***** Source material

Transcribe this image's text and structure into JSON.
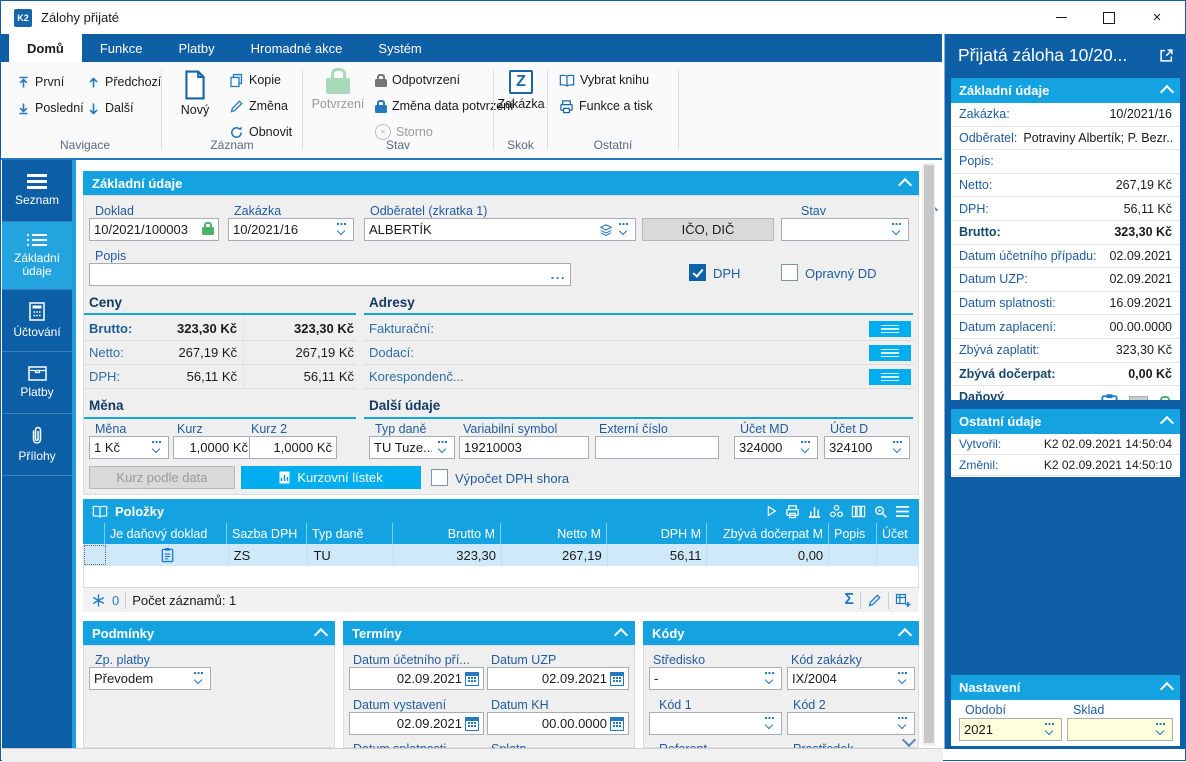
{
  "window": {
    "title": "Zálohy přijaté"
  },
  "tabs": {
    "items": [
      "Domů",
      "Funkce",
      "Platby",
      "Hromadné akce",
      "Systém"
    ],
    "active": "Domů"
  },
  "ribbon": {
    "navigace": {
      "label": "Navigace",
      "prvni": "První",
      "posledni": "Poslední",
      "predchozi": "Předchozí",
      "dalsi": "Další"
    },
    "zaznam": {
      "label": "Záznam",
      "novy": "Nový",
      "kopie": "Kopie",
      "zmena": "Změna",
      "obnovit": "Obnovit"
    },
    "stav": {
      "label": "Stav",
      "potvrzeni": "Potvrzení",
      "odpotvrzeni": "Odpotvrzení",
      "zmena_data": "Změna data potvrzení",
      "storno": "Storno"
    },
    "skok": {
      "label": "Skok",
      "zakazka": "Zakázka"
    },
    "ostatni": {
      "label": "Ostatní",
      "vybrat_knihu": "Vybrat knihu",
      "funkce_a_tisk": "Funkce a tisk"
    }
  },
  "sidebar": {
    "items": [
      {
        "label": "Seznam",
        "icon": "menu-icon"
      },
      {
        "label": "Základní údaje",
        "icon": "list-icon",
        "active": true
      },
      {
        "label": "Účtování",
        "icon": "calculator-icon"
      },
      {
        "label": "Platby",
        "icon": "drawer-icon"
      },
      {
        "label": "Přílohy",
        "icon": "paperclip-icon"
      }
    ]
  },
  "form": {
    "section_title": "Základní údaje",
    "doklad": {
      "label": "Doklad",
      "value": "10/2021/100003"
    },
    "zakazka": {
      "label": "Zakázka",
      "value": "10/2021/16"
    },
    "odberatel": {
      "label": "Odběratel (zkratka 1)",
      "value": "ALBERTÍK"
    },
    "ico_dic_button": "IČO, DIČ",
    "stav": {
      "label": "Stav",
      "value": ""
    },
    "popis": {
      "label": "Popis",
      "value": "",
      "more": "..."
    },
    "dph": {
      "label": "DPH",
      "checked": true
    },
    "opravny_dd": {
      "label": "Opravný DD",
      "checked": false
    },
    "ceny": {
      "title": "Ceny",
      "rows": [
        {
          "label": "Brutto:",
          "v1": "323,30 Kč",
          "v2": "323,30 Kč",
          "bold": true
        },
        {
          "label": "Netto:",
          "v1": "267,19 Kč",
          "v2": "267,19 Kč"
        },
        {
          "label": "DPH:",
          "v1": "56,11 Kč",
          "v2": "56,11 Kč"
        }
      ]
    },
    "adresy": {
      "title": "Adresy",
      "rows": [
        "Fakturační:",
        "Dodací:",
        "Korespondenč..."
      ]
    },
    "mena": {
      "title": "Měna",
      "mena": {
        "label": "Měna",
        "value": "1 Kč"
      },
      "kurz": {
        "label": "Kurz",
        "value": "1,0000 Kč"
      },
      "kurz2": {
        "label": "Kurz 2",
        "value": "1,0000 Kč"
      },
      "kurz_podle_data": "Kurz podle data",
      "kurzovni_listek": "Kurzovní lístek",
      "vypocet_dph": {
        "label": "Výpočet DPH shora",
        "checked": false
      }
    },
    "dalsi": {
      "title": "Další údaje",
      "typ_dane": {
        "label": "Typ daně",
        "value": "TU Tuze..."
      },
      "var_symbol": {
        "label": "Variabilní symbol",
        "value": "19210003"
      },
      "externi_cislo": {
        "label": "Externí číslo",
        "value": ""
      },
      "ucet_md": {
        "label": "Účet MD",
        "value": "324000"
      },
      "ucet_d": {
        "label": "Účet D",
        "value": "324100"
      }
    }
  },
  "polozky": {
    "title": "Položky",
    "toolbar_icons": [
      "play-icon",
      "print-icon",
      "chart-icon",
      "analysis-icon",
      "columns-icon",
      "search-settings-icon",
      "menu-icon"
    ],
    "columns": [
      "Je daňový doklad",
      "Sazba DPH",
      "Typ daně",
      "Brutto M",
      "Netto M",
      "DPH M",
      "Zbývá dočerpat M",
      "Popis",
      "Účet"
    ],
    "rows": [
      {
        "je_danovy_doklad": "clipboard-icon",
        "sazba_dph": "ZS",
        "typ_dane": "TU",
        "brutto_m": "323,30",
        "netto_m": "267,19",
        "dph_m": "56,11",
        "zbyva_docerpat_m": "0,00",
        "popis": "",
        "ucet": ""
      }
    ],
    "status": {
      "flag": "0",
      "records": "Počet záznamů: 1",
      "right_icons": [
        "sigma-icon",
        "pencil-icon",
        "table-add-icon"
      ]
    }
  },
  "podminky": {
    "title": "Podmínky",
    "zp_platby": {
      "label": "Zp. platby",
      "value": "Převodem"
    }
  },
  "terminy": {
    "title": "Termíny",
    "fields": [
      {
        "label": "Datum účetního pří...",
        "value": "02.09.2021"
      },
      {
        "label": "Datum UZP",
        "value": "02.09.2021"
      },
      {
        "label": "Datum vystavení",
        "value": "02.09.2021"
      },
      {
        "label": "Datum KH",
        "value": "00.00.0000"
      },
      {
        "label": "Datum splatnosti",
        "value": ""
      },
      {
        "label": "Splatn",
        "value": ""
      }
    ]
  },
  "kody": {
    "title": "Kódy",
    "fields": [
      {
        "label": "Středisko",
        "value": "-"
      },
      {
        "label": "Kód zakázky",
        "value": "IX/2004"
      },
      {
        "label": "Kód 1",
        "value": ""
      },
      {
        "label": "Kód 2",
        "value": ""
      },
      {
        "label": "Referent",
        "value": ""
      },
      {
        "label": "Prostředek",
        "value": ""
      }
    ]
  },
  "panel": {
    "title": "Přijatá záloha 10/20...",
    "zakladni": {
      "title": "Základní údaje",
      "rows": [
        {
          "label": "Zakázka:",
          "value": "10/2021/16"
        },
        {
          "label": "Odběratel:",
          "value": "Potraviny Albertík; P. Bezr..."
        },
        {
          "label": "Popis:",
          "value": ""
        },
        {
          "label": "Netto:",
          "value": "267,19 Kč"
        },
        {
          "label": "DPH:",
          "value": "56,11 Kč"
        },
        {
          "label": "Brutto:",
          "value": "323,30 Kč",
          "bold": true
        },
        {
          "label": "Datum účetního případu:",
          "value": "02.09.2021"
        },
        {
          "label": "Datum UZP:",
          "value": "02.09.2021"
        },
        {
          "label": "Datum splatnosti:",
          "value": "16.09.2021"
        },
        {
          "label": "Datum zaplacení:",
          "value": "00.00.0000"
        },
        {
          "label": "Zbývá zaplatit:",
          "value": "323,30 Kč"
        },
        {
          "label": "Zbývá dočerpat:",
          "value": "0,00 Kč",
          "bold": true
        },
        {
          "label": "Daňový doklad",
          "bold": true,
          "icons": [
            "clipboard-icon",
            "gray-square-icon",
            "lock-icon"
          ]
        }
      ]
    },
    "ostatni": {
      "title": "Ostatní údaje",
      "rows": [
        {
          "label": "Vytvořil:",
          "value": "K2 02.09.2021 14:50:04"
        },
        {
          "label": "Změnil:",
          "value": "K2 02.09.2021 14:50:10"
        }
      ]
    },
    "nastaveni": {
      "title": "Nastavení",
      "obdobi": {
        "label": "Období",
        "value": "2021"
      },
      "sklad": {
        "label": "Sklad",
        "value": ""
      }
    }
  },
  "colors": {
    "accent_blue": "#0E5FA6",
    "header_cyan": "#14A3E0",
    "button_cyan": "#00AEEF",
    "selected_row": "#CFE9F8",
    "confirmed_green": "#4DB26A",
    "field_yellow": "#FFFFDC"
  }
}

**********

> **Given exercise**: Return every line above in which the string "Odběratel" occurs.

> **Result**:
      "label": "Odběratel (zkratka 1)",
          "label": "Odběratel:",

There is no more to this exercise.